*What is asked*: What is the number of lines holding the word "Hungariae"? Write that number and nothing else.

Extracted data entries

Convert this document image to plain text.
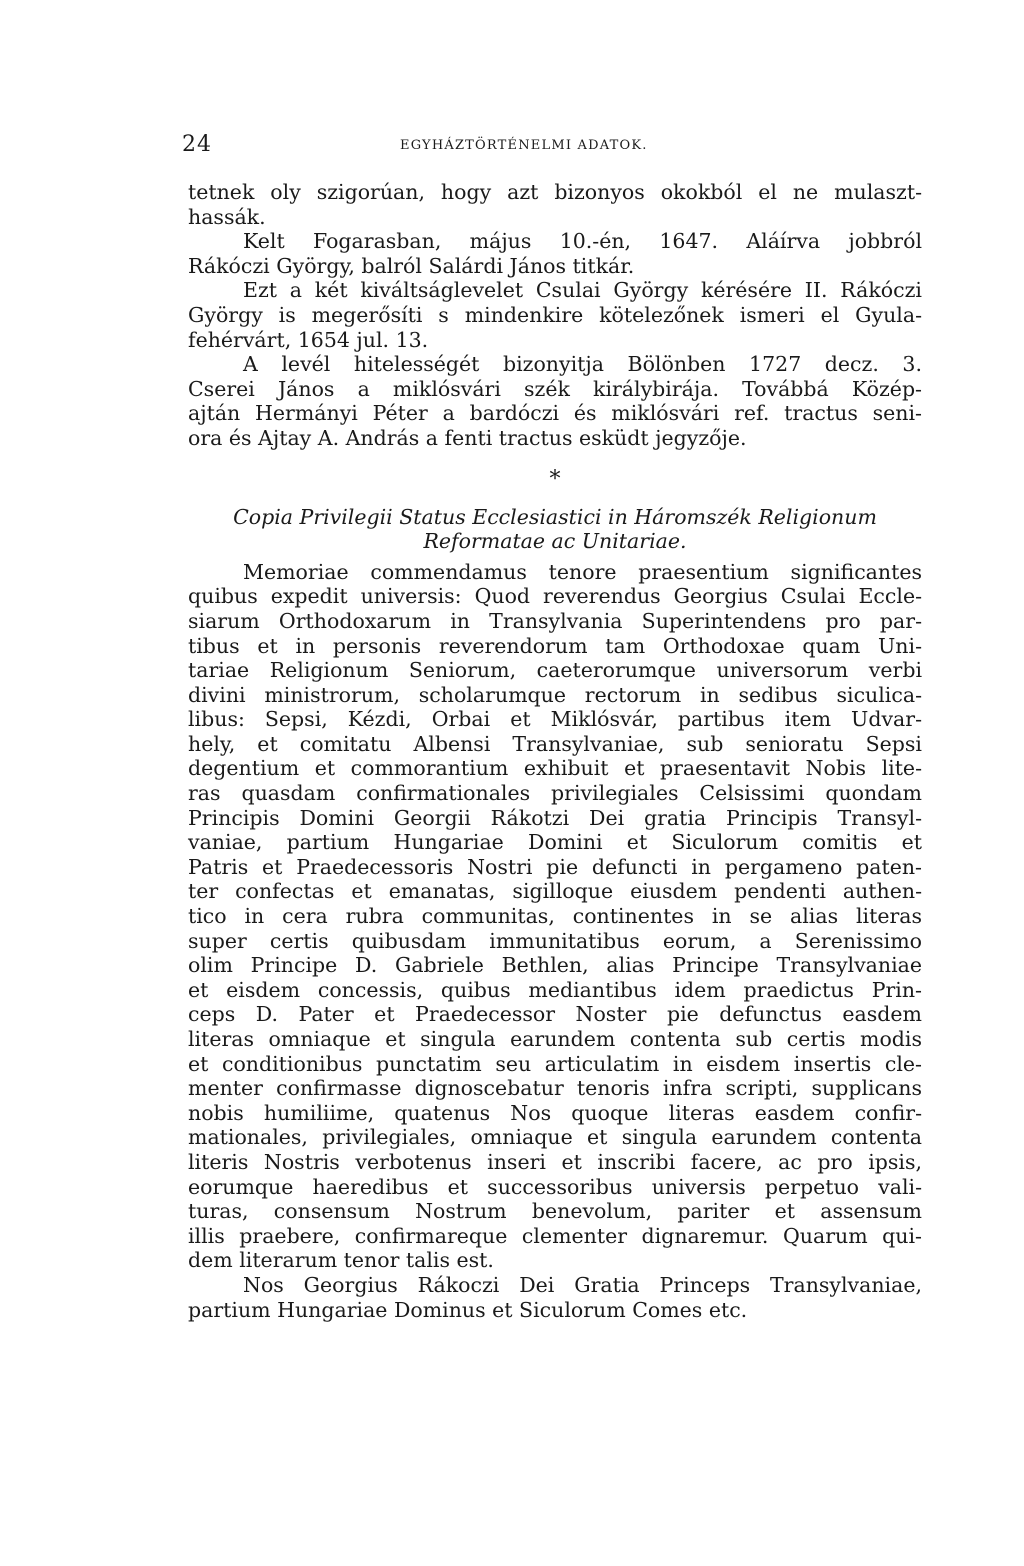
24	EGYHÁZTÖRTÉNELMI ADATOK.

tetnek oly szigorúan, hogy azt bizonyos okokból el ne mulaszt-
hassák.

Kelt Fogarasban, május 10.-én, 1647. Aláírva jobbról
Rákóczi György, balról Salárdi János titkár.

Ezt a két kiváltságlevelet Csulai György kérésére II. Rákóczi
György is megerősíti s mindenkire kötelezőnek ismeri el Gyula-
fehérvárt, 1654 jul. 13.

A levél hitelességét bizonyitja Bölönben 1727 decz. 3.
Cserei János a miklósvári szék királybirája. Továbbá Közép-
ajtán Hermányi Péter a bardóczi és miklósvári ref. tractus seni-
ora és Ajtay A. András a fenti tractus esküdt jegyzője.

*
Copia Privilegii Status Ecclesiastici in Háromszék Religionum
Reformatae ac Unitariae.

Memoriae commendamus tenore praesentium significantes
quibus expedit universis: Quod reverendus Georgius Csulai Eccle-
siarum Orthodoxarum in Transylvania Superintendens pro par-
tibus et in personis reverendorum tam Orthodoxae quam Uni-
tariae Religionum Seniorum, caeterorumque universorum verbi
divini ministrorum, scholarumque rectorum in sedibus siculica-
libus: Sepsi, Kézdi, Orbai et Miklósvár, partibus item Udvar-
hely, et comitatu Albensi Transylvaniae, sub senioratu Sepsi
degentium et commorantium exhibuit et praesentavit Nobis lite-
ras quasdam confirmationales privilegiales Celsissimi quondam
Principis Domini Georgii Rákotzi Dei gratia Principis Transyl-
vaniae, partium Hungariae Domini et Siculorum comitis et
Patris et Praedecessoris Nostri pie defuncti in pergameno paten-
ter confectas et emanatas, sigilloque eiusdem pendenti authen-
tico in cera rubra communitas, continentes in se alias literas
super certis quibusdam immunitatibus eorum, a Serenissimo
olim Principe D. Gabriele Bethlen, alias Principe Transylvaniae
et eisdem concessis, quibus mediantibus idem praedictus Prin-
ceps D. Pater et Praedecessor Noster pie defunctus easdem
literas omniaque et singula earundem contenta sub certis modis
et conditionibus punctatim seu articulatim in eisdem insertis cle-
menter confirmasse dignoscebatur tenoris infra scripti, supplicans
nobis humiliime, quatenus Nos quoque literas easdem confir-
mationales, privilegiales, omniaque et singula earundem contenta
literis Nostris verbotenus inseri et inscribi facere, ac pro ipsis,
eorumque haeredibus et successoribus universis perpetuo vali-
turas, consensum Nostrum benevolum, pariter et assensum
illis praebere, confirmareque clementer dignaremur. Quarum qui-
dem literarum tenor talis est.

Nos Georgius Rákoczi Dei Gratia Princeps Transylvaniae,
partium Hungariae Dominus et Siculorum Comes etc.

*Answer below*: 2